_Problem to solve_. Check every line in the records below for the word "title" and report how many have it, nothing more.
--- begin Records provided ---
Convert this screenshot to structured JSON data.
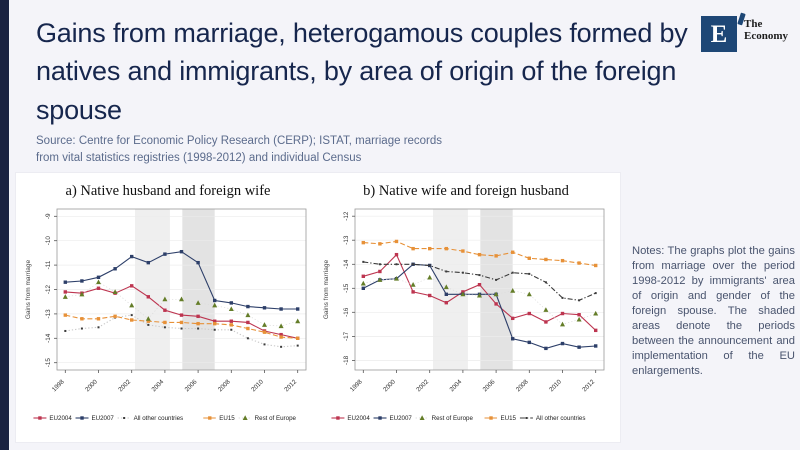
{
  "page": {
    "title": "Gains from marriage, heterogamous couples formed by natives and immigrants, by area of origin of the foreign spouse",
    "source": "Source: Centre for Economic Policy Research (CERP); ISTAT, marriage records from vital statistics registries (1998-2012) and individual Census",
    "notes": "Notes: The graphs plot the gains from marriage over the period 1998-2012 by immigrants' area of origin and gender of the foreign spouse. The shaded areas denote the periods between the announcement and implementation of the EU enlargements."
  },
  "logo": {
    "letter": "E",
    "text_line1": "The",
    "text_line2": "Economy",
    "box_color": "#1e4776"
  },
  "colors": {
    "accent_bar": "#1a2240",
    "title": "#16264d",
    "panel": "#ffffff",
    "band_light": "#efefef",
    "band_dark": "#e3e3e3"
  },
  "chart_data": [
    {
      "type": "line",
      "title": "a) Native husband and foreign wife",
      "ylabel": "Gains from marriage",
      "x": [
        1998,
        1999,
        2000,
        2001,
        2002,
        2003,
        2004,
        2005,
        2006,
        2007,
        2008,
        2009,
        2010,
        2011,
        2012
      ],
      "xticks": [
        1998,
        2000,
        2002,
        2004,
        2006,
        2008,
        2010,
        2012
      ],
      "xlim": [
        1997.5,
        2012.5
      ],
      "ylim": [
        -15.3,
        -8.7
      ],
      "yticks": [
        -9,
        -10,
        -11,
        -12,
        -13,
        -14,
        -15
      ],
      "bands": [
        [
          2002.2,
          2004.3
        ],
        [
          2005.05,
          2007.0
        ]
      ],
      "band_colors": [
        "#efefef",
        "#e3e3e3"
      ],
      "grid": true,
      "legend_position": "bottom",
      "series": [
        {
          "name": "EU2004",
          "color": "#bd3550",
          "line": "solid",
          "marker": "square",
          "values": [
            -12.1,
            -12.15,
            -11.95,
            -12.15,
            -11.85,
            -12.3,
            -12.85,
            -13.05,
            -13.1,
            -13.3,
            -13.3,
            -13.35,
            -13.7,
            -13.85,
            -14.0
          ]
        },
        {
          "name": "EU2007",
          "color": "#2d3f69",
          "line": "solid",
          "marker": "square",
          "values": [
            -11.7,
            -11.65,
            -11.5,
            -11.15,
            -10.65,
            -10.9,
            -10.55,
            -10.45,
            -10.9,
            -12.45,
            -12.55,
            -12.7,
            -12.75,
            -12.8,
            -12.8
          ]
        },
        {
          "name": "All other countries",
          "color": "#3b3b3b",
          "line": "dotted",
          "line_color": "#c9c9c9",
          "marker": "dot-small",
          "values": [
            -13.7,
            -13.6,
            -13.55,
            -13.15,
            -13.05,
            -13.45,
            -13.55,
            -13.6,
            -13.6,
            -13.65,
            -13.65,
            -14.0,
            -14.25,
            -14.35,
            -14.3
          ]
        },
        {
          "name": "EU15",
          "color": "#e79138",
          "line": "dashed",
          "marker": "square",
          "values": [
            -13.05,
            -13.2,
            -13.2,
            -13.1,
            -13.25,
            -13.3,
            -13.35,
            -13.35,
            -13.4,
            -13.4,
            -13.45,
            -13.6,
            -13.75,
            -13.95,
            -14.0
          ]
        },
        {
          "name": "Rest of Europe",
          "color": "#647d28",
          "line": "faint",
          "line_color": "#dcdcdc",
          "marker": "triangle",
          "values": [
            -12.3,
            -12.2,
            -11.7,
            -12.1,
            -12.65,
            -13.2,
            -12.4,
            -12.4,
            -12.55,
            -12.65,
            -12.8,
            -13.05,
            -13.45,
            -13.5,
            -13.3
          ]
        }
      ]
    },
    {
      "type": "line",
      "title": "b) Native wife and foreign husband",
      "ylabel": "Gains from marriage",
      "x": [
        1998,
        1999,
        2000,
        2001,
        2002,
        2003,
        2004,
        2005,
        2006,
        2007,
        2008,
        2009,
        2010,
        2011,
        2012
      ],
      "xticks": [
        1998,
        2000,
        2002,
        2004,
        2006,
        2008,
        2010,
        2012
      ],
      "xlim": [
        1997.5,
        2012.5
      ],
      "ylim": [
        -18.4,
        -11.7
      ],
      "yticks": [
        -12,
        -13,
        -14,
        -15,
        -16,
        -17,
        -18
      ],
      "bands": [
        [
          2002.2,
          2004.3
        ],
        [
          2005.05,
          2007.0
        ]
      ],
      "band_colors": [
        "#efefef",
        "#e3e3e3"
      ],
      "grid": true,
      "legend_position": "bottom",
      "series": [
        {
          "name": "EU2004",
          "color": "#bd3550",
          "line": "solid",
          "marker": "square",
          "values": [
            -14.5,
            -14.3,
            -13.6,
            -15.15,
            -15.3,
            -15.6,
            -15.15,
            -14.85,
            -15.65,
            -16.25,
            -16.05,
            -16.4,
            -16.05,
            -16.1,
            -16.75
          ]
        },
        {
          "name": "EU2007",
          "color": "#2d3f69",
          "line": "solid",
          "marker": "square",
          "values": [
            -15.0,
            -14.65,
            -14.6,
            -14.0,
            -14.05,
            -15.25,
            -15.25,
            -15.25,
            -15.25,
            -17.1,
            -17.25,
            -17.5,
            -17.3,
            -17.45,
            -17.4
          ]
        },
        {
          "name": "Rest of Europe",
          "color": "#647d28",
          "line": "faint",
          "line_color": "#dcdcdc",
          "marker": "triangle",
          "values": [
            -14.8,
            -14.65,
            -14.6,
            -14.85,
            -14.55,
            -14.95,
            -15.25,
            -15.3,
            -15.25,
            -15.1,
            -15.25,
            -15.9,
            -16.5,
            -16.3,
            -16.05
          ]
        },
        {
          "name": "EU15",
          "color": "#e79138",
          "line": "dashed",
          "marker": "square",
          "values": [
            -13.1,
            -13.15,
            -13.05,
            -13.35,
            -13.35,
            -13.35,
            -13.45,
            -13.6,
            -13.65,
            -13.5,
            -13.75,
            -13.8,
            -13.85,
            -13.95,
            -14.05
          ]
        },
        {
          "name": "All other countries",
          "color": "#3b3b3b",
          "line": "dashdot",
          "marker": "dot-small",
          "values": [
            -13.9,
            -14.0,
            -14.0,
            -14.0,
            -14.05,
            -14.3,
            -14.35,
            -14.45,
            -14.65,
            -14.35,
            -14.4,
            -14.75,
            -15.4,
            -15.5,
            -15.2
          ]
        }
      ]
    }
  ]
}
--- end Records provided ---
_Expected output_. 4